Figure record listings
···

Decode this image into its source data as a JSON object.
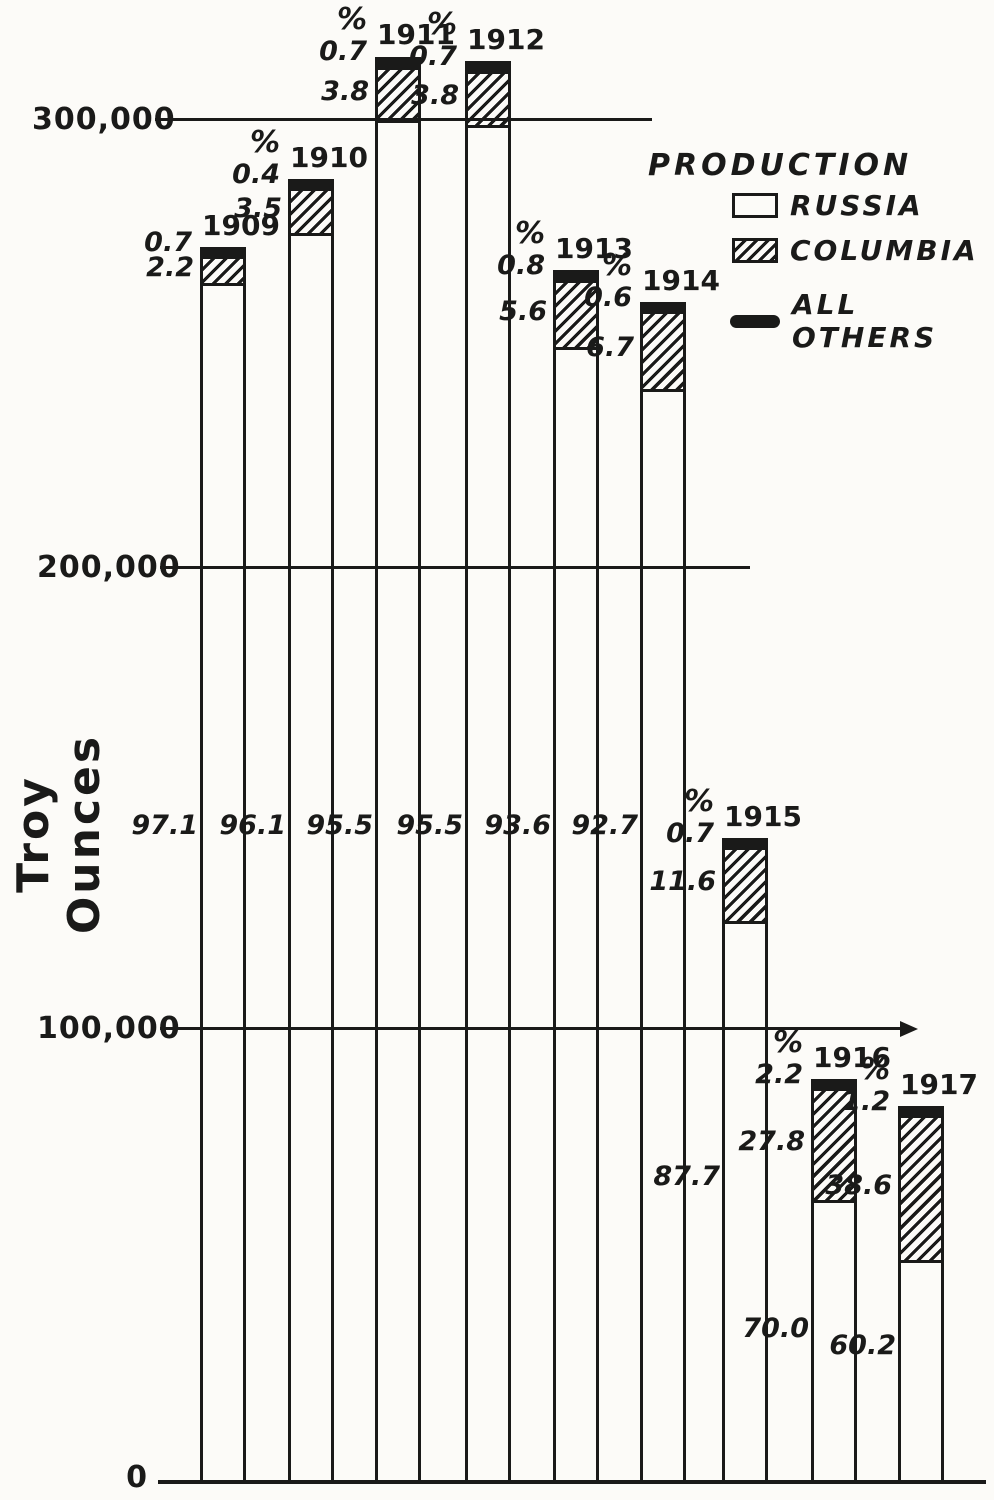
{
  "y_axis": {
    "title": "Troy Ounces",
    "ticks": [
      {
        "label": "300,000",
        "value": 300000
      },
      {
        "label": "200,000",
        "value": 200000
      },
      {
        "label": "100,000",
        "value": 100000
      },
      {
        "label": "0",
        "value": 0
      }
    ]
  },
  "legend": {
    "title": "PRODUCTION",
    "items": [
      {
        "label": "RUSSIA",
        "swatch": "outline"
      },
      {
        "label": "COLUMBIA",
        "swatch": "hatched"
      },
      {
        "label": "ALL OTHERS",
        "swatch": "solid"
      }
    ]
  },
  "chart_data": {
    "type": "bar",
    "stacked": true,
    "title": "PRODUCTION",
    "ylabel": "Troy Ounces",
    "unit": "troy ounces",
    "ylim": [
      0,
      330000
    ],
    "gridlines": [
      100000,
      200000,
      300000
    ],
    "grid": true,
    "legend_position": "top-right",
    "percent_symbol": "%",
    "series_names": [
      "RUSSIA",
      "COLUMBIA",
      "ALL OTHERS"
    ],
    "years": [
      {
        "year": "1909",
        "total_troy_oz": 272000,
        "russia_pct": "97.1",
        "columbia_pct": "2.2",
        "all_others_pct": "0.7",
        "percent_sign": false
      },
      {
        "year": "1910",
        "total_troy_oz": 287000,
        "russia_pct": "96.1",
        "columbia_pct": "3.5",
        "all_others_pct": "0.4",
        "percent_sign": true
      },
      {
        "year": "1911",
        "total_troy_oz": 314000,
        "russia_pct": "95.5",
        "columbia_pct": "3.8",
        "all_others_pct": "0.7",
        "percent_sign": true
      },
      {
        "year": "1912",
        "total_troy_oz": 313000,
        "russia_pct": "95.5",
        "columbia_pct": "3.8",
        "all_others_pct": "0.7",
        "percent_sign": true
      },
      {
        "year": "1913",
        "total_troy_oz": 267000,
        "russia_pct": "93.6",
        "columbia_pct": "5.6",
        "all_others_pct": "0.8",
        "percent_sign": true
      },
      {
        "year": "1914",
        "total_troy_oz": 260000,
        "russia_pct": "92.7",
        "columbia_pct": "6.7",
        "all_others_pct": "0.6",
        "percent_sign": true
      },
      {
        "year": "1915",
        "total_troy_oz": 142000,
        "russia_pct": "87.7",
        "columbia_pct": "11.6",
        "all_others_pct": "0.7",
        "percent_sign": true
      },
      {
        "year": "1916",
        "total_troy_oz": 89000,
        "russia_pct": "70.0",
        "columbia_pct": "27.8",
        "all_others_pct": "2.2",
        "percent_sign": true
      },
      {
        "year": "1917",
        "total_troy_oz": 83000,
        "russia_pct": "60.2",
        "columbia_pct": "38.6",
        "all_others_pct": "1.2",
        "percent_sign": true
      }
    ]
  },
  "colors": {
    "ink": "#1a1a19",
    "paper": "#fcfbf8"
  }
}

···

Go through the records above, find every line with the word "value", and list those lines.

▶ [Right answer]:
        "value": 300000
        "value": 200000
        "value": 100000
        "value": 0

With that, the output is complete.